◆ **PROBLEM STATEMENT**: Copy every record exactly, and keep the pictures out.

◆ **DATA EXCERPTS**:

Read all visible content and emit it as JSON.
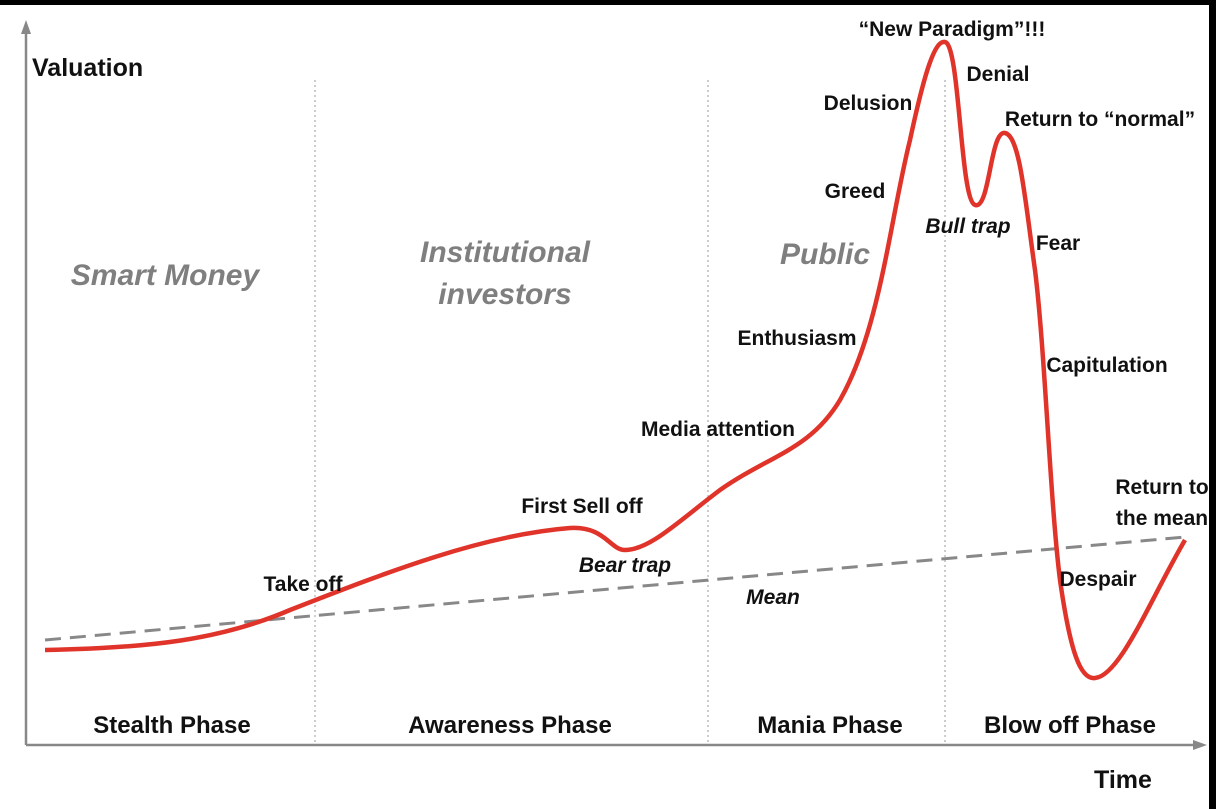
{
  "axes": {
    "y_label": "Valuation",
    "x_label": "Time"
  },
  "participants": {
    "smart_money": "Smart Money",
    "institutional": [
      "Institutional",
      "investors"
    ],
    "public": "Public"
  },
  "phases": [
    "Stealth Phase",
    "Awareness Phase",
    "Mania Phase",
    "Blow off Phase"
  ],
  "stages": {
    "take_off": "Take off",
    "first_sell_off": "First Sell off",
    "bear_trap": "Bear trap",
    "media_attention": "Media attention",
    "enthusiasm": "Enthusiasm",
    "greed": "Greed",
    "delusion": "Delusion",
    "new_paradigm": "“New Paradigm”!!!",
    "denial": "Denial",
    "bull_trap": "Bull trap",
    "return_to_normal": "Return to “normal”",
    "fear": "Fear",
    "capitulation": "Capitulation",
    "despair": "Despair",
    "return_to_mean": [
      "Return to",
      "the mean"
    ]
  },
  "mean_label": "Mean"
}
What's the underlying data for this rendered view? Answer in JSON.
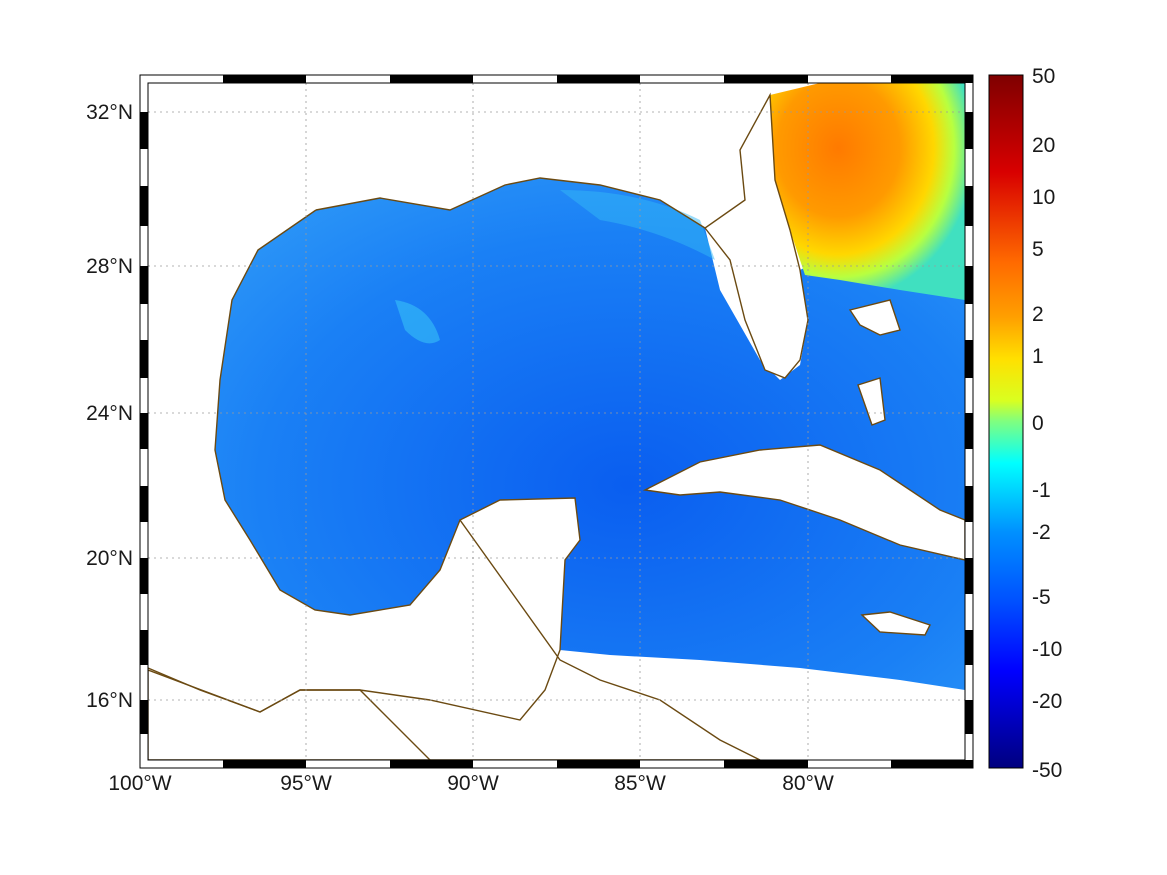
{
  "map": {
    "lat_ticks": [
      "32°N",
      "28°N",
      "24°N",
      "20°N",
      "16°N"
    ],
    "lon_ticks": [
      "100°W",
      "95°W",
      "90°W",
      "85°W",
      "80°W"
    ],
    "grid": true,
    "coastline_color": "#6b4a12",
    "land_color": "#ffffff"
  },
  "colorbar": {
    "ticks": [
      "50",
      "20",
      "10",
      "5",
      "2",
      "1",
      "0",
      "-1",
      "-2",
      "-5",
      "-10",
      "-20",
      "-50"
    ],
    "colors": [
      "#7f0000",
      "#ff0000",
      "#ff8a00",
      "#ffff00",
      "#00ffff",
      "#0073ff",
      "#0000ff",
      "#00007f"
    ]
  }
}
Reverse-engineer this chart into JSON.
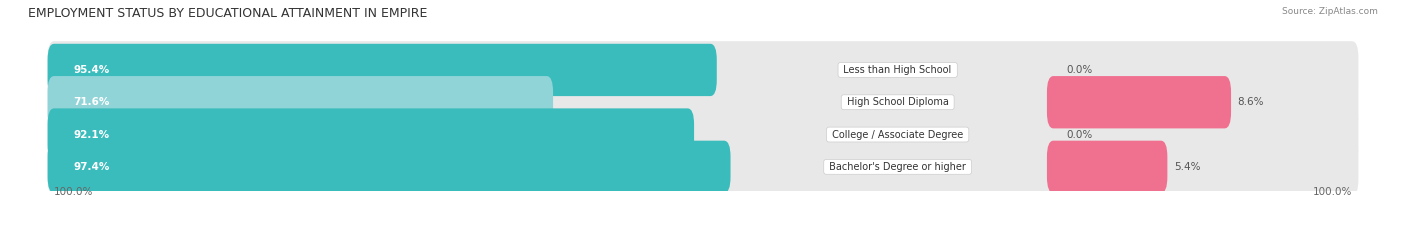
{
  "title": "EMPLOYMENT STATUS BY EDUCATIONAL ATTAINMENT IN EMPIRE",
  "source": "Source: ZipAtlas.com",
  "categories": [
    "Less than High School",
    "High School Diploma",
    "College / Associate Degree",
    "Bachelor's Degree or higher"
  ],
  "in_labor_force": [
    95.4,
    71.6,
    92.1,
    97.4
  ],
  "unemployed": [
    0.0,
    8.6,
    0.0,
    5.4
  ],
  "labor_color_dark": "#3BBCBC",
  "labor_color_light": "#90D4D8",
  "unemployed_color": "#F07090",
  "track_color": "#E8E8E8",
  "x_left_label": "100.0%",
  "x_right_label": "100.0%",
  "fig_width": 14.06,
  "fig_height": 2.33,
  "title_fontsize": 9.0,
  "label_fontsize": 7.5,
  "source_fontsize": 6.5
}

◆ **RESULT**:
Read all visible content and emit it as JSON.
{
  "axes": {
    "y_label": "Valuation",
    "x_label": "Time"
  },
  "participants": {
    "smart_money": "Smart Money",
    "institutional": [
      "Institutional",
      "investors"
    ],
    "public": "Public"
  },
  "phases": [
    "Stealth Phase",
    "Awareness Phase",
    "Mania Phase",
    "Blow off Phase"
  ],
  "stages": {
    "take_off": "Take off",
    "first_sell_off": "First Sell off",
    "bear_trap": "Bear trap",
    "media_attention": "Media attention",
    "enthusiasm": "Enthusiasm",
    "greed": "Greed",
    "delusion": "Delusion",
    "new_paradigm": "“New Paradigm”!!!",
    "denial": "Denial",
    "bull_trap": "Bull trap",
    "return_to_normal": "Return to “normal”",
    "fear": "Fear",
    "capitulation": "Capitulation",
    "despair": "Despair",
    "return_to_mean": [
      "Return to",
      "the mean"
    ]
  },
  "mean_label": "Mean"
}
What's the underlying data for this rendered view? Answer in JSON.
{
  "map": {
    "lat_ticks": [
      "32°N",
      "28°N",
      "24°N",
      "20°N",
      "16°N"
    ],
    "lon_ticks": [
      "100°W",
      "95°W",
      "90°W",
      "85°W",
      "80°W"
    ],
    "grid": true,
    "coastline_color": "#6b4a12",
    "land_color": "#ffffff"
  },
  "colorbar": {
    "ticks": [
      "50",
      "20",
      "10",
      "5",
      "2",
      "1",
      "0",
      "-1",
      "-2",
      "-5",
      "-10",
      "-20",
      "-50"
    ],
    "colors": [
      "#7f0000",
      "#ff0000",
      "#ff8a00",
      "#ffff00",
      "#00ffff",
      "#0073ff",
      "#0000ff",
      "#00007f"
    ]
  }
}
Reverse-engineer this chart into JSON.
{
  "title": "EMPLOYMENT STATUS BY EDUCATIONAL ATTAINMENT IN EMPIRE",
  "source": "Source: ZipAtlas.com",
  "categories": [
    "Less than High School",
    "High School Diploma",
    "College / Associate Degree",
    "Bachelor's Degree or higher"
  ],
  "in_labor_force": [
    95.4,
    71.6,
    92.1,
    97.4
  ],
  "unemployed": [
    0.0,
    8.6,
    0.0,
    5.4
  ],
  "labor_color_dark": "#3BBCBC",
  "labor_color_light": "#90D4D8",
  "unemployed_color": "#F07090",
  "track_color": "#E8E8E8",
  "x_left_label": "100.0%",
  "x_right_label": "100.0%",
  "fig_width": 14.06,
  "fig_height": 2.33,
  "title_fontsize": 9.0,
  "label_fontsize": 7.5,
  "source_fontsize": 6.5
}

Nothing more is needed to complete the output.